**Request**
Can you arrange every line of the records below as a Markdown table with the columns "Row" and "Line," numbering the rows and skipping blank lines? Leave the pictures out.

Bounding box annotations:
# # # # #

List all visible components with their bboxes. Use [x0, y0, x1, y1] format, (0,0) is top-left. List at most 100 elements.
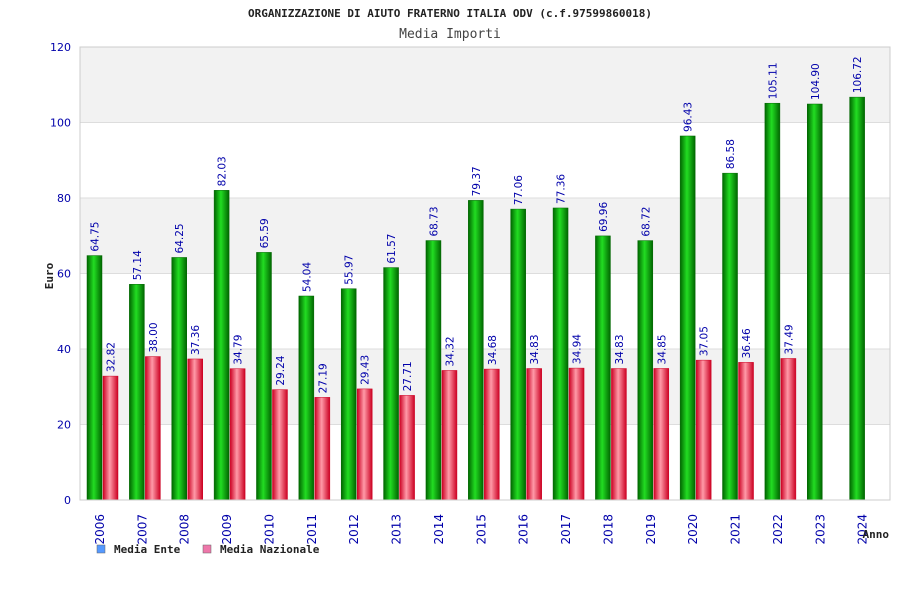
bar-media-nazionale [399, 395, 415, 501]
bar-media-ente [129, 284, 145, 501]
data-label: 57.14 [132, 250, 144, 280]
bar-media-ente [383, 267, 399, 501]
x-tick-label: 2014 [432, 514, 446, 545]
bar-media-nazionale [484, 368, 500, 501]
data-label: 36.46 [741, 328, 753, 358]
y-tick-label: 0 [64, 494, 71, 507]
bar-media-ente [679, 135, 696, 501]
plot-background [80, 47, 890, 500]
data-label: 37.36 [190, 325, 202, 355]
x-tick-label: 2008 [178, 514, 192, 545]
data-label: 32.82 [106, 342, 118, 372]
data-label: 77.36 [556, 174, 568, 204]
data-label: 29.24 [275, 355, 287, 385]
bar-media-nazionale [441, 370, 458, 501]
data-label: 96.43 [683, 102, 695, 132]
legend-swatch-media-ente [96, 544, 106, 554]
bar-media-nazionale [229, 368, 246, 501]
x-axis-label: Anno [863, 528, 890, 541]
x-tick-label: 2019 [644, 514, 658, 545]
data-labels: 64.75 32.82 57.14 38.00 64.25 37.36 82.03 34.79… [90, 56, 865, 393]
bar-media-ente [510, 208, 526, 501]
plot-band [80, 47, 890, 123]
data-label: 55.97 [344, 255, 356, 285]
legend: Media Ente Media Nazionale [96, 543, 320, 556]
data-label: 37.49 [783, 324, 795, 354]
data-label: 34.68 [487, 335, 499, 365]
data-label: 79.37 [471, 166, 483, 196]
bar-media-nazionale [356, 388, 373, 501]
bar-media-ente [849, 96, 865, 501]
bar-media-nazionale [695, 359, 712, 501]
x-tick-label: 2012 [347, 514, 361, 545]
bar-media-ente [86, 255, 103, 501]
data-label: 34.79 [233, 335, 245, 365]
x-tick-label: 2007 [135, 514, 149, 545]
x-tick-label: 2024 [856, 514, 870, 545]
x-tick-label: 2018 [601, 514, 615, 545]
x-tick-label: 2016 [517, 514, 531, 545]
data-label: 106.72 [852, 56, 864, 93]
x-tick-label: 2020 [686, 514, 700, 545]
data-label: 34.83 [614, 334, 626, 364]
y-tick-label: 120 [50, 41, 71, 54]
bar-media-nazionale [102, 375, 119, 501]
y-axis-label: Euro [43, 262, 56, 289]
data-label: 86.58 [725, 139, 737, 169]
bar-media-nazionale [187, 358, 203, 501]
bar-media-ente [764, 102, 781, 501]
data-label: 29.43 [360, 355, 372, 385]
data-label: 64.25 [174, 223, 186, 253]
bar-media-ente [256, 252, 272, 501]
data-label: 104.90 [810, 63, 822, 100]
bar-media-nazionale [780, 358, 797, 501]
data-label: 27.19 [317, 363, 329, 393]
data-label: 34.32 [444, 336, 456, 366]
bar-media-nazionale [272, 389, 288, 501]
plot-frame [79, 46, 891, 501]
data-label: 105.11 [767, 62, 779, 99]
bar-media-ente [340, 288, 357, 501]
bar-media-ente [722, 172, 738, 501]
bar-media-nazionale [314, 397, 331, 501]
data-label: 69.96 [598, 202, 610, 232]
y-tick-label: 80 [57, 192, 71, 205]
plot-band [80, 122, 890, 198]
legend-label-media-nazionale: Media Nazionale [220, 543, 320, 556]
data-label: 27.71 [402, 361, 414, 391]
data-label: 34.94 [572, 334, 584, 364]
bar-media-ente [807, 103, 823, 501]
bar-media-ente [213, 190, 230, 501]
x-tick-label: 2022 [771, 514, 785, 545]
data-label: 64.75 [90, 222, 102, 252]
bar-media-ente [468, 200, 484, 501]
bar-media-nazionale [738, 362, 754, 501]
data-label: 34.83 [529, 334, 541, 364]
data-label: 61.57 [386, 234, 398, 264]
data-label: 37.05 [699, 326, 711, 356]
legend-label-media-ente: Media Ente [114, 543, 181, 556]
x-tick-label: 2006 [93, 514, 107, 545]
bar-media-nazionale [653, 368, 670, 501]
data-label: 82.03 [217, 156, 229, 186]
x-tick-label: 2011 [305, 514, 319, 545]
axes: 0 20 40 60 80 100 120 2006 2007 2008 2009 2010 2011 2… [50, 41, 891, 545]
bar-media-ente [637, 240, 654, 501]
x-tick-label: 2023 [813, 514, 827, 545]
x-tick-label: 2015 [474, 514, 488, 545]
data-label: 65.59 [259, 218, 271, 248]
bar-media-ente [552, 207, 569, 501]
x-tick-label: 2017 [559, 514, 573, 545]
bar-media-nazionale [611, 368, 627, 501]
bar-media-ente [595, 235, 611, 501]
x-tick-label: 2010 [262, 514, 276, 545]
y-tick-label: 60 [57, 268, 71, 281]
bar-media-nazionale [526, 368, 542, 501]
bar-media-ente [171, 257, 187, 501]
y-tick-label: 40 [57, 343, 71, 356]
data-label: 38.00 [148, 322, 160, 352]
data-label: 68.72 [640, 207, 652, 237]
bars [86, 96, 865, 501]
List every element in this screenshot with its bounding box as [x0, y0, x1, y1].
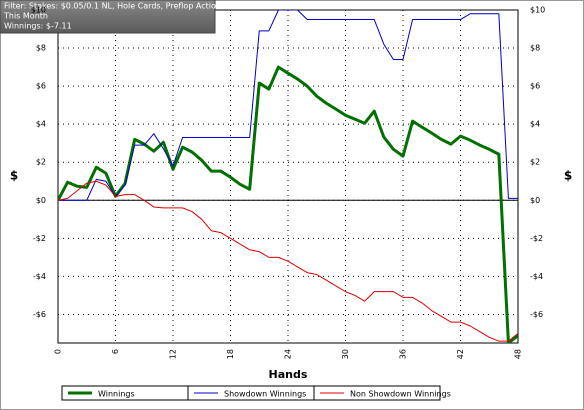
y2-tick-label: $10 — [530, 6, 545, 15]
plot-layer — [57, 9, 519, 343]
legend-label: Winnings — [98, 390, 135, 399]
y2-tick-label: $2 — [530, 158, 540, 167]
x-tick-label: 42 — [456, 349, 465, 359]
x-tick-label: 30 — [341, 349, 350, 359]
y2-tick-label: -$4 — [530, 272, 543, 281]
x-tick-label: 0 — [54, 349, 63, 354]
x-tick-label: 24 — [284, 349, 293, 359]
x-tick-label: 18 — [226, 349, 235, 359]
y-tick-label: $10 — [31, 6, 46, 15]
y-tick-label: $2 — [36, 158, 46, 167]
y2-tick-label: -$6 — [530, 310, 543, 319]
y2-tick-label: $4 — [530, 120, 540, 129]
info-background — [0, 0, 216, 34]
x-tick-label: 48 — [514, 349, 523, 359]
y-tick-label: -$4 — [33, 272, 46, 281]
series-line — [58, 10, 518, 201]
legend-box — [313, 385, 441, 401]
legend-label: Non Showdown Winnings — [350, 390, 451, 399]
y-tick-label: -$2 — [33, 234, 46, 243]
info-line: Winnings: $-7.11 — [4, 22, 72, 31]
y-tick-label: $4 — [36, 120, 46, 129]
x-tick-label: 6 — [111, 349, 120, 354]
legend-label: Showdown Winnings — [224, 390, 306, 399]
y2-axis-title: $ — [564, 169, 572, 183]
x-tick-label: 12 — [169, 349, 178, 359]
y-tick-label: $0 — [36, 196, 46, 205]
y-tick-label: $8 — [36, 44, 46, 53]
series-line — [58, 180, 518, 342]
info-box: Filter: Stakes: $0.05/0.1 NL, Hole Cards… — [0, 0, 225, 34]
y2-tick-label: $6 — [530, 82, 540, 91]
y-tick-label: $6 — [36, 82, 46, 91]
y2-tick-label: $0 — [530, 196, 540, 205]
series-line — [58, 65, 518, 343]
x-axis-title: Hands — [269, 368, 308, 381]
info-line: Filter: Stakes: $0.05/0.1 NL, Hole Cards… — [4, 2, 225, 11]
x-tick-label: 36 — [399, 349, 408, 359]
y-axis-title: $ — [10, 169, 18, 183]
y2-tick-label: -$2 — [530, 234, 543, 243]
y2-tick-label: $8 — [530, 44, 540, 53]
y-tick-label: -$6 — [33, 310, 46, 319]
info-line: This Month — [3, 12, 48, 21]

# # # # #

**Task output**
| Row | Line |
|---|---|
| 1 | List all visible components with their bboxes. Use [x0, y0, x1, y1] format, (0,0) is top-left. List at most 100 elements. |
| 2 | bar-media-nazionale [399, 395, 415, 501] |
| 3 | bar-media-ente [129, 284, 145, 501] |
| 4 | data-label: 57.14 [132, 250, 144, 280] |
| 5 | bar-media-ente [383, 267, 399, 501] |
| 6 | x-tick-label: 2014 [432, 514, 446, 545] |
| 7 | bar-media-nazionale [484, 368, 500, 501] |
| 8 | data-label: 36.46 [741, 328, 753, 358] |
| 9 | y-tick-label: 0 [64, 494, 71, 507] |
| 10 | bar-media-ente [679, 135, 696, 501] |
| 11 | plot-background [80, 47, 890, 500] |
| 12 | data-label: 37.36 [190, 325, 202, 355] |
| 13 | x-tick-label: 2008 [178, 514, 192, 545] |
| 14 | data-label: 32.82 [106, 342, 118, 372] |
| 15 | data-label: 77.36 [556, 174, 568, 204] |
| 16 | data-label: 29.24 [275, 355, 287, 385] |
| 17 | bar-media-nazionale [441, 370, 458, 501] |
| 18 | data-label: 96.43 [683, 102, 695, 132] |
| 19 | legend-swatch-media-ente [96, 544, 106, 554] |
| 20 | bar-media-nazionale [229, 368, 246, 501] |
| 21 | x-axis-label: Anno [863, 528, 890, 541] |
| 22 | x-tick-label: 2019 [644, 514, 658, 545] |
| 23 | data-labels: 64.75 32.82 57.14 38.00 64.25 37.36 82.03 34.79… [90, 56, 865, 393] |
| 24 | bar-media-ente [510, 208, 526, 501] |
| 25 | plot-band [80, 47, 890, 123] |
| 26 | data-label: 55.97 [344, 255, 356, 285] |
| 27 | legend: Media Ente Media Nazionale [96, 543, 320, 556] |
| 28 | data-label: 37.49 [783, 324, 795, 354] |
| 29 | data-label: 34.68 [487, 335, 499, 365] |
| 30 | data-label: 79.37 [471, 166, 483, 196] |
| 31 | bar-media-nazionale [356, 388, 373, 501] |
| 32 | bar-media-ente [849, 96, 865, 501] |
| 33 | bar-media-nazionale [695, 359, 712, 501] |
| 34 | x-tick-label: 2012 [347, 514, 361, 545] |
| 35 | bar-media-ente [86, 255, 103, 501] |
| 36 | data-label: 34.79 [233, 335, 245, 365] |
| 37 | x-tick-label: 2007 [135, 514, 149, 545] |
| 38 | x-tick-label: 2024 [856, 514, 870, 545] |
| 39 | x-tick-label: 2018 [601, 514, 615, 545] |
| 40 | x-tick-label: 2016 [517, 514, 531, 545] |
| 41 | data-label: 106.72 [852, 56, 864, 93] |
| 42 | x-tick-label: 2020 [686, 514, 700, 545] |
| 43 | data-label: 34.83 [614, 334, 626, 364] |
| 44 | y-tick-label: 120 [50, 41, 71, 54] |
| 45 | bar-media-nazionale [102, 375, 119, 501] |
| 46 | y-axis-label: Euro [43, 262, 56, 289] |
| 47 | data-label: 86.58 [725, 139, 737, 169] |
| 48 | bar-media-nazionale [187, 358, 203, 501] |
| 49 | bar-media-ente [764, 102, 781, 501] |
| 50 | data-label: 29.43 [360, 355, 372, 385] |
| 51 | data-label: 64.25 [174, 223, 186, 253] |
| 52 | bar-media-ente [256, 252, 272, 501] |
| 53 | data-label: 104.90 [810, 63, 822, 100] |
| 54 | bar-media-nazionale [780, 358, 797, 501] |
| 55 | data-label: 27.19 [317, 363, 329, 393] |
| 56 | data-label: 34.32 [444, 336, 456, 366] |
| 57 | bar-media-nazionale [272, 389, 288, 501] |
| 58 | plot-frame [79, 46, 891, 501] |
| 59 | data-label: 105.11 [767, 62, 779, 99] |
| 60 | bar-media-ente [340, 288, 357, 501] |
| 61 | bar-media-ente [722, 172, 738, 501] |
| 62 | bar-media-nazionale [314, 397, 331, 501] |
| 63 | data-label: 69.96 [598, 202, 610, 232] |
| 64 | y-tick-label: 80 [57, 192, 71, 205] |
| 65 | plot-band [80, 122, 890, 198] |
| 66 | legend-label-media-nazionale: Media Nazionale [220, 543, 320, 556] |
| 67 | data-label: 27.71 [402, 361, 414, 391] |
| 68 | data-label: 34.94 [572, 334, 584, 364] |
| 69 | bar-media-ente [807, 103, 823, 501] |
| 70 | bar-media-ente [213, 190, 230, 501] |
| 71 | x-tick-label: 2022 [771, 514, 785, 545] |
| 72 | data-label: 64.75 [90, 222, 102, 252] |
| 73 | bar-media-ente [468, 200, 484, 501] |
| 74 | bar-media-nazionale [738, 362, 754, 501] |
| 75 | data-label: 34.83 [529, 334, 541, 364] |
| 76 | data-label: 61.57 [386, 234, 398, 264] |
| 77 | data-label: 37.05 [699, 326, 711, 356] |
| 78 | legend-label-media-ente: Media Ente [114, 543, 181, 556] |
| 79 | x-tick-label: 2006 [93, 514, 107, 545] |
| 80 | bar-media-nazionale [653, 368, 670, 501] |
| 81 | data-label: 82.03 [217, 156, 229, 186] |
| 82 | x-tick-label: 2011 [305, 514, 319, 545] |
| 83 | axes: 0 20 40 60 80 100 120 2006 2007 2008 2009 2010 2011 2… [50, 41, 891, 545] |
| 84 | bar-media-ente [637, 240, 654, 501] |
| 85 | x-tick-label: 2023 [813, 514, 827, 545] |
| 86 | x-tick-label: 2015 [474, 514, 488, 545] |
| 87 | data-label: 65.59 [259, 218, 271, 248] |
| 88 | bar-media-ente [552, 207, 569, 501] |
| 89 | x-tick-label: 2017 [559, 514, 573, 545] |
| 90 | bar-media-nazionale [611, 368, 627, 501] |
| 91 | bar-media-ente [595, 235, 611, 501] |
| 92 | x-tick-label: 2010 [262, 514, 276, 545] |
| 93 | y-tick-label: 60 [57, 268, 71, 281] |
| 94 | bar-media-nazionale [526, 368, 542, 501] |
| 95 | bar-media-ente [171, 257, 187, 501] |
| 96 | y-tick-label: 40 [57, 343, 71, 356] |
| 97 | data-label: 38.00 [148, 322, 160, 352] |
| 98 | data-label: 68.72 [640, 207, 652, 237] |
| 99 | bars [86, 96, 865, 501] |
| 100 | List every element in this screenshot with its bounding box as [x0, y0, x1, y1]. |
| 101 | y2-tick-label: $10 — [530, 6, 545, 15] |
| 102 | plot-layer — [57, 9, 519, 343] |
| 103 | legend-label: Winnings — [98, 390, 135, 399] |
| 104 | y2-tick-label: $2 — [530, 158, 540, 167] |
| 105 | x-tick-label: 42 — [456, 349, 465, 359] |
| 106 | x-tick-label: 30 — [341, 349, 350, 359] |
| 107 | y2-tick-label: -$4 — [530, 272, 543, 281] |
| 108 | x-tick-label: 0 — [54, 349, 63, 354] |
| 109 | x-tick-label: 24 — [284, 349, 293, 359] |
| 110 | x-tick-label: 18 — [226, 349, 235, 359] |
| 111 | y-tick-label: $10 — [31, 6, 46, 15] |
| 112 | y-tick-label: $2 — [36, 158, 46, 167] |
| 113 | y2-tick-label: -$6 — [530, 310, 543, 319] |
| 114 | y2-tick-label: $4 — [530, 120, 540, 129] |
| 115 | info-background — [0, 0, 216, 34] |
| 116 | x-tick-label: 48 — [514, 349, 523, 359] |
| 117 | y-tick-label: -$4 — [33, 272, 46, 281] |
| 118 | series-line — [58, 10, 518, 201] |
| 119 | legend-box — [313, 385, 441, 401] |
| 120 | legend-label: Non Showdown Winnings — [350, 390, 451, 399] |
| 121 | y-tick-label: -$2 — [33, 234, 46, 243] |
| 122 | info-line: Winnings: $-7.11 — [4, 22, 72, 31] |
| 123 | y-tick-label: $4 — [36, 120, 46, 129] |
| 124 | x-tick-label: 6 — [111, 349, 120, 354] |
| 125 | legend-label: Showdown Winnings — [224, 390, 306, 399] |
| 126 | y2-axis-title: $ — [564, 169, 572, 183] |
| 127 | x-tick-label: 12 — [169, 349, 178, 359] |
| 128 | y-tick-label: $0 — [36, 196, 46, 205] |
| 129 | y-tick-label: $8 — [36, 44, 46, 53] |
| 130 | series-line — [58, 180, 518, 342] |
| 131 | info-box: Filter: Stakes: $0.05/0.1 NL, Hole Cards… — [0, 0, 225, 34] |
| 132 | y2-tick-label: $6 — [530, 82, 540, 91] |
| 133 | y-tick-label: $6 — [36, 82, 46, 91] |
| 134 | y2-tick-label: $0 — [530, 196, 540, 205] |
| 135 | series-line — [58, 65, 518, 343] |
| 136 | x-axis-title: Hands — [269, 368, 308, 381] |
| 137 | info-line: Filter: Stakes: $0.05/0.1 NL, Hole Cards… — [4, 2, 225, 11] |
| 138 | x-tick-label: 36 — [399, 349, 408, 359] |
| 139 | y-axis-title: $ — [10, 169, 18, 183] |
| 140 | y2-tick-label: -$2 — [530, 234, 543, 243] |
| 141 | y2-tick-label: $8 — [530, 44, 540, 53] |
| 142 | y-tick-label: -$6 — [33, 310, 46, 319] |
| 143 | info-line: This Month — [3, 12, 48, 21] |